Yet it did not seem as if the danger of a Gothic siege was very close at hand. Witigis remained at Ravenna; and Belisarius ventured to send out detachments of his little army to conquer the province of Tuscany. One of his officers, Bessa the Goth, captured the rock fortress of Narni. Another, named Constantine, marched still further away, and occupied, without resistance from the inhabitants, the cities of Spoleto and Perugia. When Witigis learned that the emperor's troops were in possession of the latter place, nearly half way to Ravenna from Rome, he sent a body of soldiers, under two leaders named Hunila and Pitza, to try to recapture the city. The Goths far outnumbered the soldiers of Constantine, but the battle was long undecided. But in the end the Goths fled in confusion, hotly pursued by the Romans, who left few alive to tell the tale of their defeat. Hunila and Pitza were taken prisoners, and sent at once to Belisarius.

After this disaster, Witigis saw that he must no longer remain inactive. His preparations were not so complete as he had wished, for the soldiers recalled from Gaul had not yet arrived. But even without these, the army which he had collected in the camp at Ravenna numbered 150,000 men, "nearly every one of whom wore a breastplate of steel." With this immense host King Witigis set out along the Flaminian Way, to lay siege to the city which was held by the little garrison of Belisarius.

The king did not stop to attempt the recovery of the captured towns, but hurried forward without pause, eager to stand as soon as possible before the walls of Rome. From time to time the army met with parties of country people who had been turned out of Rome as "useless mouths," and were returning to their northern homes; and as they told how heavily the city was burdened by the presence of the imperial army, Witigis bitterly reproached his own folly in abandoning his capital. Still, he thought that if he could only get Belisarius shut up within the walls his victory was secure. His great anxiety was lest when he arrived at his journey's end he should find that the bird had flown. "Is Belisarius still in Rome?" was the question he impatiently asked of a priest who had left the city a day or two before. "Never fear for that," said the priest with a laugh; "there is not much likelihood of his running away." Perhaps the priest thought that Witigis had more reason to dread Belisarius's remaining where he was than his escape.

The Goths marched on without opposition until they came to the Milvian bridge, which crosses the Tiber about two miles north of Rome; and here they met with an unexpected check. Belisarius had built a gate-tower at the entrance of the bridge, and garrisoned it with a body of soldiers strong enough to render its capture a tedious and costly piece of work. He did not expect to be able to prevent the Goths from crossing the river at all, but he was anxious to gain time, as he was expecting some more troops from Constantinople. Whether the enemy made an attack on the tower, crossed in boats, or marched away to find another bridge, he thought he was sure of several days' delay. In order to make the passage still more troublesome, he determined to place his camp close to the river on the side nearest Rome.

When Witigis saw how the bridge was protected, he was at a loss to know what to do. Most of his officers thought that the best course would be to make an assault on the tower. But it was decided not to attempt any movement until the following morning.

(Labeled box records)

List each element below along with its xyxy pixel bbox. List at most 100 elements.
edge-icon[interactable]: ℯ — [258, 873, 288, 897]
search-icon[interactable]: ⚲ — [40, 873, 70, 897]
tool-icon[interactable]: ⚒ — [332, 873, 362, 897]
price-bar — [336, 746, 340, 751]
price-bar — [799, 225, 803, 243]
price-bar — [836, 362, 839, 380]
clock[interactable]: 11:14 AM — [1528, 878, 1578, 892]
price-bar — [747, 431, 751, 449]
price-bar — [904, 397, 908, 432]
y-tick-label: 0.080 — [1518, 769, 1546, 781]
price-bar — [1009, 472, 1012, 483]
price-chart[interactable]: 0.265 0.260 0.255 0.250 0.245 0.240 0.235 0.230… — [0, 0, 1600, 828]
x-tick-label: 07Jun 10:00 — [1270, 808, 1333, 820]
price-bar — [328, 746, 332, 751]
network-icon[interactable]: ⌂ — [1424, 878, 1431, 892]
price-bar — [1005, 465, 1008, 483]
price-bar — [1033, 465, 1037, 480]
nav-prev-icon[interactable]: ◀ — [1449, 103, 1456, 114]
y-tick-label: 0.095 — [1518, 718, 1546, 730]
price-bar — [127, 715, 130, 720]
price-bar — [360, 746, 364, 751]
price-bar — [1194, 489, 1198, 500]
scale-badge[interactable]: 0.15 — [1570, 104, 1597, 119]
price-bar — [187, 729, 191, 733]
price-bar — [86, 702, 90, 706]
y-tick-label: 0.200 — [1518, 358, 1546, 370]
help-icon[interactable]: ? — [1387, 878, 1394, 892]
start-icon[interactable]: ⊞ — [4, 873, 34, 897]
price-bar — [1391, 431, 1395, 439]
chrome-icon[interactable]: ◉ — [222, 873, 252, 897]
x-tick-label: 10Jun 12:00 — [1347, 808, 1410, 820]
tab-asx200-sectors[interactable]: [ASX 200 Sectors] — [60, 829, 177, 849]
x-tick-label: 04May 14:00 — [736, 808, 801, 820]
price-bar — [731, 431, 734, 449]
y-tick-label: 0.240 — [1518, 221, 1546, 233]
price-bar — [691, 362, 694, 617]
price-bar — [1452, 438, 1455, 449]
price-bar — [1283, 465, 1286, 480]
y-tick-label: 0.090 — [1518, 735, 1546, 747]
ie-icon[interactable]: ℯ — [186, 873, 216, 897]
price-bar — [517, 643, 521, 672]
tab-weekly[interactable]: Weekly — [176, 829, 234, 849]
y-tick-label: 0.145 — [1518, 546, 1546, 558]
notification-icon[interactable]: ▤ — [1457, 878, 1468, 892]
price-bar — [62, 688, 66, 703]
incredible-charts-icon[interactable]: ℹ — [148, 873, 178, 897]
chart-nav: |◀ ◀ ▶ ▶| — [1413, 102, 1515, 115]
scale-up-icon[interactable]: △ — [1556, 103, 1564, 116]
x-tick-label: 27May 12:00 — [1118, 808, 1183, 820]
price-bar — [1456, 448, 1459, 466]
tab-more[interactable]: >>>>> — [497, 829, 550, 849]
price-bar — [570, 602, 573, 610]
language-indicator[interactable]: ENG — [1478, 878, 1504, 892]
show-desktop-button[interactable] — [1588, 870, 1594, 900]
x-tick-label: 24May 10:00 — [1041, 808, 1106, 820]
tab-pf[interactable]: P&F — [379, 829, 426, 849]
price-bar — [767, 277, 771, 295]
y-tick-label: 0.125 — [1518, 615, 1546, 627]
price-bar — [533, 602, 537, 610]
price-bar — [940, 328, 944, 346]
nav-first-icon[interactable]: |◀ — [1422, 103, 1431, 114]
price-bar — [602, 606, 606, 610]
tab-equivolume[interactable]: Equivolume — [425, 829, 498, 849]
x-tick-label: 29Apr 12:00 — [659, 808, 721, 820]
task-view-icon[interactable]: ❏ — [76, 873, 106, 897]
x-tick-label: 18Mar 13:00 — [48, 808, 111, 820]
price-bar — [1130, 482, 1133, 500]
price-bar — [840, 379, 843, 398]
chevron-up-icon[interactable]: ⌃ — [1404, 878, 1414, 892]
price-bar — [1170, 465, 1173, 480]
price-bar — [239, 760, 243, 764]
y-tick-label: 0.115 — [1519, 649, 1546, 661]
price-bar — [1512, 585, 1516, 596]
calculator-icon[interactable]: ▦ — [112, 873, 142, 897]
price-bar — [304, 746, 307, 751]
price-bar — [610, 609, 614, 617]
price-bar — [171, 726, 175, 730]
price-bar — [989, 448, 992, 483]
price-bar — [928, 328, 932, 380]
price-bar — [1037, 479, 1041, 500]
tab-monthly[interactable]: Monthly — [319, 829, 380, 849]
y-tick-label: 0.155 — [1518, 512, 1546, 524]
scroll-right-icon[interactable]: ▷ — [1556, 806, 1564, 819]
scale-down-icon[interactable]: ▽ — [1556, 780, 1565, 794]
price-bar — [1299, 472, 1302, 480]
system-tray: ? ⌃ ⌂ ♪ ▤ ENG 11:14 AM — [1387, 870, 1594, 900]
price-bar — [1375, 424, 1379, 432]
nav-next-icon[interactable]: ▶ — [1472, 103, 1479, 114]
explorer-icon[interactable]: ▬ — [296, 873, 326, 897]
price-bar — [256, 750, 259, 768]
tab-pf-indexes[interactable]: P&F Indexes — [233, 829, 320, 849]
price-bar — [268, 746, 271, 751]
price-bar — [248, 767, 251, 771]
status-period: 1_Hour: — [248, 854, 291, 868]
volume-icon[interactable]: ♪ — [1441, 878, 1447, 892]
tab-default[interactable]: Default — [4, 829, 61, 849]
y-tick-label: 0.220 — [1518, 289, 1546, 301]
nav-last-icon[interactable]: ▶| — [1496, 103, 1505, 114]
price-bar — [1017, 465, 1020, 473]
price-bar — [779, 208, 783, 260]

Tasks
a – Name every person the Belisarius passage mentions by name.
b – Pick out each line of the entries that contains the string "scale", matching case exactly.
The Belisarius passage and the entries have nothing to do with each other.

Expected outputs
a – Witigis, Belisarius, Bessa, Constantine, Hunila, Pitza

b –
scale-badge[interactable]: 0.15 — [1570, 104, 1597, 119]
scale-up-icon[interactable]: △ — [1556, 103, 1564, 116]
scale-down-icon[interactable]: ▽ — [1556, 780, 1565, 794]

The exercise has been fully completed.